The data must be written out once more, precisely as given.

******************************

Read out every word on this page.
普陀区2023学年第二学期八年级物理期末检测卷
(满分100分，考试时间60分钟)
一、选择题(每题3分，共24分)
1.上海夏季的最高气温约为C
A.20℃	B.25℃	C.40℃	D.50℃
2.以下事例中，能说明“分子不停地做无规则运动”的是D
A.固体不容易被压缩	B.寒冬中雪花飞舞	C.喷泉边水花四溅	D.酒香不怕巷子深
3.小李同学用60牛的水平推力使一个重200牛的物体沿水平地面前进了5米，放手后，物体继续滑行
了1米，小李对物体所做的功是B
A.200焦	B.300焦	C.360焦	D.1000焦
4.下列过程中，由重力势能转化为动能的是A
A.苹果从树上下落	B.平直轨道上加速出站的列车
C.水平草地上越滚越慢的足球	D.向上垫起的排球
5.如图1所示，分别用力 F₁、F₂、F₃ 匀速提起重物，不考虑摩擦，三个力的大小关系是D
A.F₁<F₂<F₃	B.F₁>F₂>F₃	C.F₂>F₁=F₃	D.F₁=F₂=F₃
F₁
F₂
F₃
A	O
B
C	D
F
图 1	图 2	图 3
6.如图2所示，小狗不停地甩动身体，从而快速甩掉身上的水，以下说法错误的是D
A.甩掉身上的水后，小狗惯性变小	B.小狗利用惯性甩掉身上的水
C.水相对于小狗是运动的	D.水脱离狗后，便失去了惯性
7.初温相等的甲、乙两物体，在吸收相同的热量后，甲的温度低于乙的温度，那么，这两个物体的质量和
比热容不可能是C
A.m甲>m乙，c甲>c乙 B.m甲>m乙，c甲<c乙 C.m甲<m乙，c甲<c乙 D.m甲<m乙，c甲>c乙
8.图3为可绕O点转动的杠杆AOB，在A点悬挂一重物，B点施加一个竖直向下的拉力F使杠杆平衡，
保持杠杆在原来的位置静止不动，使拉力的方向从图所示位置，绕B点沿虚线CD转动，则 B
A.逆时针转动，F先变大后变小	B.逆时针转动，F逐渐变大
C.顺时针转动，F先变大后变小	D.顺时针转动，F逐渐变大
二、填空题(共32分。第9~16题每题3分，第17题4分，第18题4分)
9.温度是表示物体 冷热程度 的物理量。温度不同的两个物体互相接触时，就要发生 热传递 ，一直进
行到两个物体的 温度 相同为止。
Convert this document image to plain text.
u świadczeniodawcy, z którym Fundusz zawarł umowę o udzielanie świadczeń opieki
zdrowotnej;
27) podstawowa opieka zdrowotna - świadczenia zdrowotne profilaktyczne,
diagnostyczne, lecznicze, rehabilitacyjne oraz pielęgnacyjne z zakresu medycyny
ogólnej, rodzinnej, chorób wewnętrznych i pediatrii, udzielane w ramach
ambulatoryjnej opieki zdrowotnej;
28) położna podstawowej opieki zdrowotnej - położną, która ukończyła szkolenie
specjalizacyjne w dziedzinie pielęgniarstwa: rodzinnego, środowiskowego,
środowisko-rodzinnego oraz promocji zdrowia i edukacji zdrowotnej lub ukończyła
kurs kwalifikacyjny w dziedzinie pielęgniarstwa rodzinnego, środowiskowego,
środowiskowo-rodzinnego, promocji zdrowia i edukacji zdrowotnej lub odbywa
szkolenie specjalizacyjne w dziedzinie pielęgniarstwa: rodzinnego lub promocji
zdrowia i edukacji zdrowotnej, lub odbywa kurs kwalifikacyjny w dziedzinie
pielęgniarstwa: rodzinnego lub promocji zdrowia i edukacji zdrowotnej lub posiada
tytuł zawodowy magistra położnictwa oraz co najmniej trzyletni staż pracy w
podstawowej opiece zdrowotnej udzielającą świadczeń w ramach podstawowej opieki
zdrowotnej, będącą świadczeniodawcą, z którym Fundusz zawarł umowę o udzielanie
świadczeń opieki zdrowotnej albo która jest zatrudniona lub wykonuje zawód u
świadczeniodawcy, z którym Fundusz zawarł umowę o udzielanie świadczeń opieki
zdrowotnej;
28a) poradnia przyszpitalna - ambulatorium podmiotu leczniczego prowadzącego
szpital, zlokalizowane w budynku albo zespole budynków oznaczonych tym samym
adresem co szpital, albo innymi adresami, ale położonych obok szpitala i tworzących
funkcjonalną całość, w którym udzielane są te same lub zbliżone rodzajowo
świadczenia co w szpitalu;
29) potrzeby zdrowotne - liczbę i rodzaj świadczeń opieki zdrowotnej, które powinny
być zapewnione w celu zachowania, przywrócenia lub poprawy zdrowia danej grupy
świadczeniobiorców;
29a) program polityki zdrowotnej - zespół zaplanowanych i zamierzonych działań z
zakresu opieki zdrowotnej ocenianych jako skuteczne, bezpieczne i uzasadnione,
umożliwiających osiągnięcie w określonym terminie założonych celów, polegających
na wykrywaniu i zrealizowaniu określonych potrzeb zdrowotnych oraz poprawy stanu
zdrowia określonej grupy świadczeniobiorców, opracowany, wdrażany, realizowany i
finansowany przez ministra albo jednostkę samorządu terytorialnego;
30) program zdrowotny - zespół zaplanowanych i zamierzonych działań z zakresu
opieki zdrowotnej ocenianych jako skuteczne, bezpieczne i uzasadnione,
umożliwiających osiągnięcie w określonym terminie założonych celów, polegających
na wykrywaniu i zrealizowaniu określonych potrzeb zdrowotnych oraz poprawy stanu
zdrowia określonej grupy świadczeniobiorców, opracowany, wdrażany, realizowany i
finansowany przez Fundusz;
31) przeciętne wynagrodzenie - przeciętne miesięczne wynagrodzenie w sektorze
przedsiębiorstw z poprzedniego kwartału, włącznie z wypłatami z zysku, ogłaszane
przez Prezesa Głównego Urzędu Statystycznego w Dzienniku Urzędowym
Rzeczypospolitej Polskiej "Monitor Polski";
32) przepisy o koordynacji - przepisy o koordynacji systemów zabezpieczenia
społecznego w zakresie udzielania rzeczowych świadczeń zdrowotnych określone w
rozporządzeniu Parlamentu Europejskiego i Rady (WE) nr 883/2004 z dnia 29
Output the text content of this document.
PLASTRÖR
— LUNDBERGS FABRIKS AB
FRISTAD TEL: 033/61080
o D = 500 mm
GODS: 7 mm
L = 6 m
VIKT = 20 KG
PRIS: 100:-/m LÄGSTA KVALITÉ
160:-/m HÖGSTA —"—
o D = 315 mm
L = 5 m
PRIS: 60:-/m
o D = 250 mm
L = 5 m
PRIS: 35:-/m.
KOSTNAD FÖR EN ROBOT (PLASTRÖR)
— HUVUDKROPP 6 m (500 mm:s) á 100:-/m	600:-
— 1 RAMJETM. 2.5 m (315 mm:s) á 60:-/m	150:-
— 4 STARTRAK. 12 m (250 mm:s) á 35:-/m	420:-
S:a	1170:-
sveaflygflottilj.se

******************************

# [The response]
Read out every word on this page.
普陀区2023学年第二学期八年级物理期末检测卷
(满分100分，考试时间60分钟)
一、选择题(每题3分，共24分)
1.上海夏季的最高气温约为C
A.20℃	B.25℃	C.40℃	D.50℃
2.以下事例中，能说明“分子不停地做无规则运动”的是D
A.固体不容易被压缩	B.寒冬中雪花飞舞	C.喷泉边水花四溅	D.酒香不怕巷子深
3.小李同学用60牛的水平推力使一个重200牛的物体沿水平地面前进了5米，放手后，物体继续滑行
了1米，小李对物体所做的功是B
A.200焦	B.300焦	C.360焦	D.1000焦
4.下列过程中，由重力势能转化为动能的是A
A.苹果从树上下落	B.平直轨道上加速出站的列车
C.水平草地上越滚越慢的足球	D.向上垫起的排球
5.如图1所示，分别用力 F₁、F₂、F₃ 匀速提起重物，不考虑摩擦，三个力的大小关系是D
A.F₁<F₂<F₃	B.F₁>F₂>F₃	C.F₂>F₁=F₃	D.F₁=F₂=F₃
F₁
F₂
F₃
A	O
B
C	D
F
图 1	图 2	图 3
6.如图2所示，小狗不停地甩动身体，从而快速甩掉身上的水，以下说法错误的是D
A.甩掉身上的水后，小狗惯性变小	B.小狗利用惯性甩掉身上的水
C.水相对于小狗是运动的	D.水脱离狗后，便失去了惯性
7.初温相等的甲、乙两物体，在吸收相同的热量后，甲的温度低于乙的温度，那么，这两个物体的质量和
比热容不可能是C
A.m甲>m乙，c甲>c乙 B.m甲>m乙，c甲<c乙 C.m甲<m乙，c甲<c乙 D.m甲<m乙，c甲>c乙
8.图3为可绕O点转动的杠杆AOB，在A点悬挂一重物，B点施加一个竖直向下的拉力F使杠杆平衡，
保持杠杆在原来的位置静止不动，使拉力的方向从图所示位置，绕B点沿虚线CD转动，则 B
A.逆时针转动，F先变大后变小	B.逆时针转动，F逐渐变大
C.顺时针转动，F先变大后变小	D.顺时针转动，F逐渐变大
二、填空题(共32分。第9~16题每题3分，第17题4分，第18题4分)
9.温度是表示物体 冷热程度 的物理量。温度不同的两个物体互相接触时，就要发生 热传递 ，一直进
行到两个物体的 温度 相同为止。
Convert this document image to plain text.
u świadczeniodawcy, z którym Fundusz zawarł umowę o udzielanie świadczeń opieki
zdrowotnej;
27) podstawowa opieka zdrowotna - świadczenia zdrowotne profilaktyczne,
diagnostyczne, lecznicze, rehabilitacyjne oraz pielęgnacyjne z zakresu medycyny
ogólnej, rodzinnej, chorób wewnętrznych i pediatrii, udzielane w ramach
ambulatoryjnej opieki zdrowotnej;
28) położna podstawowej opieki zdrowotnej - położną, która ukończyła szkolenie
specjalizacyjne w dziedzinie pielęgniarstwa: rodzinnego, środowiskowego,
środowisko-rodzinnego oraz promocji zdrowia i edukacji zdrowotnej lub ukończyła
kurs kwalifikacyjny w dziedzinie pielęgniarstwa rodzinnego, środowiskowego,
środowiskowo-rodzinnego, promocji zdrowia i edukacji zdrowotnej lub odbywa
szkolenie specjalizacyjne w dziedzinie pielęgniarstwa: rodzinnego lub promocji
zdrowia i edukacji zdrowotnej, lub odbywa kurs kwalifikacyjny w dziedzinie
pielęgniarstwa: rodzinnego lub promocji zdrowia i edukacji zdrowotnej lub posiada
tytuł zawodowy magistra położnictwa oraz co najmniej trzyletni staż pracy w
podstawowej opiece zdrowotnej udzielającą świadczeń w ramach podstawowej opieki
zdrowotnej, będącą świadczeniodawcą, z którym Fundusz zawarł umowę o udzielanie
świadczeń opieki zdrowotnej albo która jest zatrudniona lub wykonuje zawód u
świadczeniodawcy, z którym Fundusz zawarł umowę o udzielanie świadczeń opieki
zdrowotnej;
28a) poradnia przyszpitalna - ambulatorium podmiotu leczniczego prowadzącego
szpital, zlokalizowane w budynku albo zespole budynków oznaczonych tym samym
adresem co szpital, albo innymi adresami, ale położonych obok szpitala i tworzących
funkcjonalną całość, w którym udzielane są te same lub zbliżone rodzajowo
świadczenia co w szpitalu;
29) potrzeby zdrowotne - liczbę i rodzaj świadczeń opieki zdrowotnej, które powinny
być zapewnione w celu zachowania, przywrócenia lub poprawy zdrowia danej grupy
świadczeniobiorców;
29a) program polityki zdrowotnej - zespół zaplanowanych i zamierzonych działań z
zakresu opieki zdrowotnej ocenianych jako skuteczne, bezpieczne i uzasadnione,
umożliwiających osiągnięcie w określonym terminie założonych celów, polegających
na wykrywaniu i zrealizowaniu określonych potrzeb zdrowotnych oraz poprawy stanu
zdrowia określonej grupy świadczeniobiorców, opracowany, wdrażany, realizowany i
finansowany przez ministra albo jednostkę samorządu terytorialnego;
30) program zdrowotny - zespół zaplanowanych i zamierzonych działań z zakresu
opieki zdrowotnej ocenianych jako skuteczne, bezpieczne i uzasadnione,
umożliwiających osiągnięcie w określonym terminie założonych celów, polegających
na wykrywaniu i zrealizowaniu określonych potrzeb zdrowotnych oraz poprawy stanu
zdrowia określonej grupy świadczeniobiorców, opracowany, wdrażany, realizowany i
finansowany przez Fundusz;
31) przeciętne wynagrodzenie - przeciętne miesięczne wynagrodzenie w sektorze
przedsiębiorstw z poprzedniego kwartału, włącznie z wypłatami z zysku, ogłaszane
przez Prezesa Głównego Urzędu Statystycznego w Dzienniku Urzędowym
Rzeczypospolitej Polskiej "Monitor Polski";
32) przepisy o koordynacji - przepisy o koordynacji systemów zabezpieczenia
społecznego w zakresie udzielania rzeczowych świadczeń zdrowotnych określone w
rozporządzeniu Parlamentu Europejskiego i Rady (WE) nr 883/2004 z dnia 29
Output the text content of this document.
PLASTRÖR
— LUNDBERGS FABRIKS AB
FRISTAD TEL: 033/61080
o D = 500 mm
GODS: 7 mm
L = 6 m
VIKT = 20 KG
PRIS: 100:-/m LÄGSTA KVALITÉ
160:-/m HÖGSTA —"—
o D = 315 mm
L = 5 m
PRIS: 60:-/m
o D = 250 mm
L = 5 m
PRIS: 35:-/m.
KOSTNAD FÖR EN ROBOT (PLASTRÖR)
— HUVUDKROPP 6 m (500 mm:s) á 100:-/m	600:-
— 1 RAMJETM. 2.5 m (315 mm:s) á 60:-/m	150:-
— 4 STARTRAK. 12 m (250 mm:s) á 35:-/m	420:-
S:a	1170:-
sveaflygflottilj.se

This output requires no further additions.